From the listing below, select every line where the word "ganger" appears.

----- EXCERPTED DATA -----

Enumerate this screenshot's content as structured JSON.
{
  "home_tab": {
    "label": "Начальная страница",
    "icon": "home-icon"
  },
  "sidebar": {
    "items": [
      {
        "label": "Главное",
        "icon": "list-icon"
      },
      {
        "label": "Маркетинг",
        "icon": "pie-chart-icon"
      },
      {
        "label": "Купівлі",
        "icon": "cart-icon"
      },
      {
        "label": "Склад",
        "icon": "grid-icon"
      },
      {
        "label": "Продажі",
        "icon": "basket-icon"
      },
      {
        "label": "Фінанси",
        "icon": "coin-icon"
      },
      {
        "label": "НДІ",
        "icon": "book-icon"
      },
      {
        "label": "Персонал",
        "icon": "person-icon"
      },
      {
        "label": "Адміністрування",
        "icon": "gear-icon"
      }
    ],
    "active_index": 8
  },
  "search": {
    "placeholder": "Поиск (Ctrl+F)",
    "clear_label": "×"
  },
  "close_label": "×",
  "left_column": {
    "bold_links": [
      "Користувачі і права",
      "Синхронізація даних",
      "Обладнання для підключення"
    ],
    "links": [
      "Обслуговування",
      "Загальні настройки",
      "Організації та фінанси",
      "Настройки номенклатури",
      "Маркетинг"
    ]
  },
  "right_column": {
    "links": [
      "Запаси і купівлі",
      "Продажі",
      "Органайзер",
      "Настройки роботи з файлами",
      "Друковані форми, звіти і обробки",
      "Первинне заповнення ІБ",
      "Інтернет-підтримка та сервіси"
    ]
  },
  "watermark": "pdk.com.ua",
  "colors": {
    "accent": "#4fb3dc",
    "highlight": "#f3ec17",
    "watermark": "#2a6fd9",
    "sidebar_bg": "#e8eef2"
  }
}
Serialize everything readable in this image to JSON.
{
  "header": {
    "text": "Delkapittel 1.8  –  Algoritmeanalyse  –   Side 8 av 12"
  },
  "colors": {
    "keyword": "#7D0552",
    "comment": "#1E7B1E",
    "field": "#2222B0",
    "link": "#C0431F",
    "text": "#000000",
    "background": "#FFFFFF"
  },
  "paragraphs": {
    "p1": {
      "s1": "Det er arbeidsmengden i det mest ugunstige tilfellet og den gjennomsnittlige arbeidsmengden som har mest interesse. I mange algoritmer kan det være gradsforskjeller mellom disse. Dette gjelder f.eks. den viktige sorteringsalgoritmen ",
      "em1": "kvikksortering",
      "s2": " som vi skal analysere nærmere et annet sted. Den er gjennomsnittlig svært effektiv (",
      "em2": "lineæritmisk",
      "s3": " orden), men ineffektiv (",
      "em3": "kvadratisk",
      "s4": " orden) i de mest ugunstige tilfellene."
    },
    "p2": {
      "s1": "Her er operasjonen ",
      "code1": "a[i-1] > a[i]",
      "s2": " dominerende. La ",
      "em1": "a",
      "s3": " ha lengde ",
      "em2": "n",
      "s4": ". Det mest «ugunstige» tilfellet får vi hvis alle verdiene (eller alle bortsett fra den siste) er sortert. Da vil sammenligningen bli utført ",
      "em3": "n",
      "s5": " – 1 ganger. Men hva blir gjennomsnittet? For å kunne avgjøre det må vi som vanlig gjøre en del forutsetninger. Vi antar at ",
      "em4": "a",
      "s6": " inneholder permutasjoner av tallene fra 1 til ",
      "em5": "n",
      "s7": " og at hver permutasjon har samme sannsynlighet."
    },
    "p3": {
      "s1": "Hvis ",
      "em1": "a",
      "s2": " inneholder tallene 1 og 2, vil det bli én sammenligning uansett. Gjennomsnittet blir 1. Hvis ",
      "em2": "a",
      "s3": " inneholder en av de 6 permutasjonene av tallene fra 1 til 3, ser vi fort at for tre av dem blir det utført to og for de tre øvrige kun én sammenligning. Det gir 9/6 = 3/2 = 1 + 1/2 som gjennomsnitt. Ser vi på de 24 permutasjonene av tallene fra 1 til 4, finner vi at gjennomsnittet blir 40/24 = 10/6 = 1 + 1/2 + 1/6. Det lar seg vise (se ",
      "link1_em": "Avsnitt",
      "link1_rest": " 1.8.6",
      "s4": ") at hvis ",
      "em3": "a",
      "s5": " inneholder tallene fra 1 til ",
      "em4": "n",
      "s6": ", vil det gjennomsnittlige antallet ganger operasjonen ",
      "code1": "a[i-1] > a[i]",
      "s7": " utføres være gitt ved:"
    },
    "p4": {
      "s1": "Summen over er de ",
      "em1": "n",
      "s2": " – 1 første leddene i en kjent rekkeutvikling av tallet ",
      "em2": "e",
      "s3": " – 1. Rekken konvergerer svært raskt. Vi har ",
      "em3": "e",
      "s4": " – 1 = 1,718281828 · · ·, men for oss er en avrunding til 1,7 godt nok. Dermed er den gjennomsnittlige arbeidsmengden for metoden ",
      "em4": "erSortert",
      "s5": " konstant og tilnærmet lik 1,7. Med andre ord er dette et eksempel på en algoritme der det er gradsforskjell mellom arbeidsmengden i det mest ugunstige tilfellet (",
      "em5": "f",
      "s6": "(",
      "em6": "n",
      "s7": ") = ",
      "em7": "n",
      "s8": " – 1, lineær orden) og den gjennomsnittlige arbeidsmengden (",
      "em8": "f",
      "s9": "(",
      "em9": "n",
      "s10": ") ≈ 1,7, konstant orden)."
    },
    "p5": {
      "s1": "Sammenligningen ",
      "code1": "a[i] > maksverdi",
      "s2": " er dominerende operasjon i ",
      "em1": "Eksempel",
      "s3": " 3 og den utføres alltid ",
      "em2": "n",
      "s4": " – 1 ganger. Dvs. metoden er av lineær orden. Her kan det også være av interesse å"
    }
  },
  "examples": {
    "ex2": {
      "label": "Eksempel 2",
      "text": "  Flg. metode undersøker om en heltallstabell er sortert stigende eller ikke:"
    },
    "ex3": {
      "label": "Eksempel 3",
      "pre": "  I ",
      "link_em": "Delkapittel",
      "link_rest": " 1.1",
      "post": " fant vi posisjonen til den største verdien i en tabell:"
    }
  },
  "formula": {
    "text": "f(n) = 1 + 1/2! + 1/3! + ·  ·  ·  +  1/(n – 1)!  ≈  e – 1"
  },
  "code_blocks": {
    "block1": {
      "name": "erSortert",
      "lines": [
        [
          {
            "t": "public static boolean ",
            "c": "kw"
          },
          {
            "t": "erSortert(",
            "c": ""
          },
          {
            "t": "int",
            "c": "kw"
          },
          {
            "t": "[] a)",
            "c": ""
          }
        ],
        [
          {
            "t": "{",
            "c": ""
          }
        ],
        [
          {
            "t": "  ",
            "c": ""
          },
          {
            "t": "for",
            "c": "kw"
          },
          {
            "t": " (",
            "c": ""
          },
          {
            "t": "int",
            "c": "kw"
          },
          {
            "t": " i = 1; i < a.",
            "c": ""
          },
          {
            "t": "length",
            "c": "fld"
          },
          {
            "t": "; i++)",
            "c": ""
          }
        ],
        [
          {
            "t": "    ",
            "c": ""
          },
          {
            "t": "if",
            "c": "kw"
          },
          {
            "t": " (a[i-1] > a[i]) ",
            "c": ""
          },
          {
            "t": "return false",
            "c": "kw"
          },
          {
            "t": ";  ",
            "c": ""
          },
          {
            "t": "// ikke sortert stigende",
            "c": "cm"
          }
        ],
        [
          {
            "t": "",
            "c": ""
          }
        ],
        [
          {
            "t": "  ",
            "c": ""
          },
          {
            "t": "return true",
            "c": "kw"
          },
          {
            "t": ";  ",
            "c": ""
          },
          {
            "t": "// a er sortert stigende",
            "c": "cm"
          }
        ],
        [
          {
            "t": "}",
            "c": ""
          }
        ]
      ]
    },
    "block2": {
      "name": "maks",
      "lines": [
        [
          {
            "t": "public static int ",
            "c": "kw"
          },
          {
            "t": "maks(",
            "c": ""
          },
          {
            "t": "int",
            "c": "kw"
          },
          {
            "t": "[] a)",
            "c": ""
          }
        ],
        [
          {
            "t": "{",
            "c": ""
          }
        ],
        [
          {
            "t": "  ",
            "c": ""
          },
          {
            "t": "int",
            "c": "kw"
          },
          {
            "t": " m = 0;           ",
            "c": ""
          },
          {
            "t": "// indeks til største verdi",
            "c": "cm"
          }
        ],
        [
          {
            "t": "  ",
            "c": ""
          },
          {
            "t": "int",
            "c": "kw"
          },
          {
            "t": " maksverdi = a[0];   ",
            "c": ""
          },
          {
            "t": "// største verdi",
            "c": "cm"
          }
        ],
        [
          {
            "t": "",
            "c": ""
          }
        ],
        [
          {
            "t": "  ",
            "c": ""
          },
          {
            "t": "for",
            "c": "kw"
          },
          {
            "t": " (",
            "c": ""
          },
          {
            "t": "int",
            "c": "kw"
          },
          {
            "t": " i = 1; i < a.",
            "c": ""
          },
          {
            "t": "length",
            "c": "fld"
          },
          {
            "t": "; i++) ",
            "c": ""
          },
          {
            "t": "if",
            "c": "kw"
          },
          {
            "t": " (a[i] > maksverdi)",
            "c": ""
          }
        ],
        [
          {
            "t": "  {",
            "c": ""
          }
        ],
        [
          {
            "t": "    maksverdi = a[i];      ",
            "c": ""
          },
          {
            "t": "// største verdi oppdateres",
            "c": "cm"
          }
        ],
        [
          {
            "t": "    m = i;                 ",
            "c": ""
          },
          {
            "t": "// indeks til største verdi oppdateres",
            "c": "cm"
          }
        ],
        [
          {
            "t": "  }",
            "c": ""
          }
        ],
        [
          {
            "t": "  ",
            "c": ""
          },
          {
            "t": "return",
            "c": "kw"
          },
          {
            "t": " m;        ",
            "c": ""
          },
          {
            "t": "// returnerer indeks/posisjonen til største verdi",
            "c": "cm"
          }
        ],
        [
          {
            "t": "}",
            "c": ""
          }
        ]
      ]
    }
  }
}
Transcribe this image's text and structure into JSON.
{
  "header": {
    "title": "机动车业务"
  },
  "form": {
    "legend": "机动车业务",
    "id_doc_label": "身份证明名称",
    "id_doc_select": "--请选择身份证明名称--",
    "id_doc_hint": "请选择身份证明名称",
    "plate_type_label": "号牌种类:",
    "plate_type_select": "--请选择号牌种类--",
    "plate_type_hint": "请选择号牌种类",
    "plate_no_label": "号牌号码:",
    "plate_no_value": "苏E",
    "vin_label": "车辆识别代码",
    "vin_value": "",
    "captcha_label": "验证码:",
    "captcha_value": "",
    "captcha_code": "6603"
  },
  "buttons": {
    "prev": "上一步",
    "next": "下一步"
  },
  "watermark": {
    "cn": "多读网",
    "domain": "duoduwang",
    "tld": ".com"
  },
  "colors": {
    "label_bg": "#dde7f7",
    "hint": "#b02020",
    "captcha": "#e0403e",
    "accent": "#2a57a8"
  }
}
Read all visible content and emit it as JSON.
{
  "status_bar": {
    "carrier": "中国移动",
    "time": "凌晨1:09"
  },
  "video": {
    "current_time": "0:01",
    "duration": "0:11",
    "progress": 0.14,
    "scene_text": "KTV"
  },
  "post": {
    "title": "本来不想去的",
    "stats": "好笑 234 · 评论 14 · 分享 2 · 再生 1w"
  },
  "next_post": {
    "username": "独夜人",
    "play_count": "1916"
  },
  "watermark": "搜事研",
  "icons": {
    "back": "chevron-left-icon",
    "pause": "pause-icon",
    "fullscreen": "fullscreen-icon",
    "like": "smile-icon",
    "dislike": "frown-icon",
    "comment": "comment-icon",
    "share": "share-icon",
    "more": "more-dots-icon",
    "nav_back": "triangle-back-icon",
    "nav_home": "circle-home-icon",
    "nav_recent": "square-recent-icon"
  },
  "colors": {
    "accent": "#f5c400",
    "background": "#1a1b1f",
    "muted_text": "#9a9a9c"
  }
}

-----

▶ [RESPONSE TO THIS EXERCISE]:
      "s5": " – 1 ganger. Men hva blir gjennomsnittet? For å kunne avgjøre det må vi som vanlig gjøre en del forutsetninger. Vi antar at ",
      "s6": ", vil det gjennomsnittlige antallet ganger operasjonen ",
      "s4": " – 1 ganger. Dvs. metoden er av lineær orden. Her kan det også være av interesse å"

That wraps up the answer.